* [AIM]:
Reproduce all entries precisely as they are written.

◆ ◆ ◆ ◆ ◆

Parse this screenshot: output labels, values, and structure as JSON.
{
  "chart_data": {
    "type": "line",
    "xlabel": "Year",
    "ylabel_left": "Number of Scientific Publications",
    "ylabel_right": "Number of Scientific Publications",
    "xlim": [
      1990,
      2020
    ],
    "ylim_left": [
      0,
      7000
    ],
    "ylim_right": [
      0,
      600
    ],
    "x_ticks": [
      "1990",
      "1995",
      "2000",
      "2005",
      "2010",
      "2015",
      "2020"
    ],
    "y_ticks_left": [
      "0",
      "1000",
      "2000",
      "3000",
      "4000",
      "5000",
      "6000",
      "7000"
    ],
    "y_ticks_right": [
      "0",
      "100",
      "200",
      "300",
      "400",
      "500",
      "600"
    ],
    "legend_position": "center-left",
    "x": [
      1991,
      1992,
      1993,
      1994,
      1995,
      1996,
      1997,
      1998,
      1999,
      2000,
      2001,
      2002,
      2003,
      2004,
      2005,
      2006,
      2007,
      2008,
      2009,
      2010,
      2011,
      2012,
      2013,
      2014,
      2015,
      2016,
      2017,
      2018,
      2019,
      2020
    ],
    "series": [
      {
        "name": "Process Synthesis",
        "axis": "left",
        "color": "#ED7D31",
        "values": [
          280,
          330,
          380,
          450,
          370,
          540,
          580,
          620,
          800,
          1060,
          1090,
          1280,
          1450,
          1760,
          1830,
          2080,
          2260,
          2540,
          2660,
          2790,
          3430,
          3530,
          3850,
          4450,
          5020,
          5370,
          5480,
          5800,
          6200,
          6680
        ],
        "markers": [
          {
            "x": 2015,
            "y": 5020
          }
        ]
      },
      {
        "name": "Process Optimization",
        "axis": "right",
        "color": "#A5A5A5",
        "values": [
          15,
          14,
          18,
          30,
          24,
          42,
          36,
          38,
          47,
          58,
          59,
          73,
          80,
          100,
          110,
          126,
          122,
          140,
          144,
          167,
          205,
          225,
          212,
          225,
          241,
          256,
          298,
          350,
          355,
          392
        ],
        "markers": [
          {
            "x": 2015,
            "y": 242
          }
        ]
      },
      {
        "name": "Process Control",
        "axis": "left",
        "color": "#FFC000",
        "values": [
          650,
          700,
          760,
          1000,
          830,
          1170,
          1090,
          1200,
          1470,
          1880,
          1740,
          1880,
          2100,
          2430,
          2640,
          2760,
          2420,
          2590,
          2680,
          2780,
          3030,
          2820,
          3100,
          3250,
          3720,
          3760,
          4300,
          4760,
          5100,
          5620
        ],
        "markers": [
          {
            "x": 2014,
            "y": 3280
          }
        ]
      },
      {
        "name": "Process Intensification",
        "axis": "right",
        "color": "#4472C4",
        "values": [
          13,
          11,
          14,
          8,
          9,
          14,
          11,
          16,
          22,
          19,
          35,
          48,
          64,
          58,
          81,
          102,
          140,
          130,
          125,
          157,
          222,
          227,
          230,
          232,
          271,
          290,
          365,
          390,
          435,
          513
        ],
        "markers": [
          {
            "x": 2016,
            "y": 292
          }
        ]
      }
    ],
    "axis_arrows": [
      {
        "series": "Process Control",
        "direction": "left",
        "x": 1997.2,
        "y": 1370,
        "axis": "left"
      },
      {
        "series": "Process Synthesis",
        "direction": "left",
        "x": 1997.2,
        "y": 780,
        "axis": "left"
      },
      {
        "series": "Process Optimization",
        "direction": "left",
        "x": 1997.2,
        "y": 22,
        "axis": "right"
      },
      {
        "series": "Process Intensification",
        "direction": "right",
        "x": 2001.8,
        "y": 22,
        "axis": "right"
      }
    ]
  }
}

◆ ◆ ◆ ◆ ◆

* [RESPONSE TO THE EXERCISE]:
Parse this screenshot: output labels, values, and structure as JSON.
{
  "chart_data": {
    "type": "line",
    "xlabel": "Year",
    "ylabel_left": "Number of Scientific Publications",
    "ylabel_right": "Number of Scientific Publications",
    "xlim": [
      1990,
      2020
    ],
    "ylim_left": [
      0,
      7000
    ],
    "ylim_right": [
      0,
      600
    ],
    "x_ticks": [
      "1990",
      "1995",
      "2000",
      "2005",
      "2010",
      "2015",
      "2020"
    ],
    "y_ticks_left": [
      "0",
      "1000",
      "2000",
      "3000",
      "4000",
      "5000",
      "6000",
      "7000"
    ],
    "y_ticks_right": [
      "0",
      "100",
      "200",
      "300",
      "400",
      "500",
      "600"
    ],
    "legend_position": "center-left",
    "x": [
      1991,
      1992,
      1993,
      1994,
      1995,
      1996,
      1997,
      1998,
      1999,
      2000,
      2001,
      2002,
      2003,
      2004,
      2005,
      2006,
      2007,
      2008,
      2009,
      2010,
      2011,
      2012,
      2013,
      2014,
      2015,
      2016,
      2017,
      2018,
      2019,
      2020
    ],
    "series": [
      {
        "name": "Process Synthesis",
        "axis": "left",
        "color": "#ED7D31",
        "values": [
          280,
          330,
          380,
          450,
          370,
          540,
          580,
          620,
          800,
          1060,
          1090,
          1280,
          1450,
          1760,
          1830,
          2080,
          2260,
          2540,
          2660,
          2790,
          3430,
          3530,
          3850,
          4450,
          5020,
          5370,
          5480,
          5800,
          6200,
          6680
        ],
        "markers": [
          {
            "x": 2015,
            "y": 5020
          }
        ]
      },
      {
        "name": "Process Optimization",
        "axis": "right",
        "color": "#A5A5A5",
        "values": [
          15,
          14,
          18,
          30,
          24,
          42,
          36,
          38,
          47,
          58,
          59,
          73,
          80,
          100,
          110,
          126,
          122,
          140,
          144,
          167,
          205,
          225,
          212,
          225,
          241,
          256,
          298,
          350,
          355,
          392
        ],
        "markers": [
          {
            "x": 2015,
            "y": 242
          }
        ]
      },
      {
        "name": "Process Control",
        "axis": "left",
        "color": "#FFC000",
        "values": [
          650,
          700,
          760,
          1000,
          830,
          1170,
          1090,
          1200,
          1470,
          1880,
          1740,
          1880,
          2100,
          2430,
          2640,
          2760,
          2420,
          2590,
          2680,
          2780,
          3030,
          2820,
          3100,
          3250,
          3720,
          3760,
          4300,
          4760,
          5100,
          5620
        ],
        "markers": [
          {
            "x": 2014,
            "y": 3280
          }
        ]
      },
      {
        "name": "Process Intensification",
        "axis": "right",
        "color": "#4472C4",
        "values": [
          13,
          11,
          14,
          8,
          9,
          14,
          11,
          16,
          22,
          19,
          35,
          48,
          64,
          58,
          81,
          102,
          140,
          130,
          125,
          157,
          222,
          227,
          230,
          232,
          271,
          290,
          365,
          390,
          435,
          513
        ],
        "markers": [
          {
            "x": 2016,
            "y": 292
          }
        ]
      }
    ],
    "axis_arrows": [
      {
        "series": "Process Control",
        "direction": "left",
        "x": 1997.2,
        "y": 1370,
        "axis": "left"
      },
      {
        "series": "Process Synthesis",
        "direction": "left",
        "x": 1997.2,
        "y": 780,
        "axis": "left"
      },
      {
        "series": "Process Optimization",
        "direction": "left",
        "x": 1997.2,
        "y": 22,
        "axis": "right"
      },
      {
        "series": "Process Intensification",
        "direction": "right",
        "x": 2001.8,
        "y": 22,
        "axis": "right"
      }
    ]
  }
}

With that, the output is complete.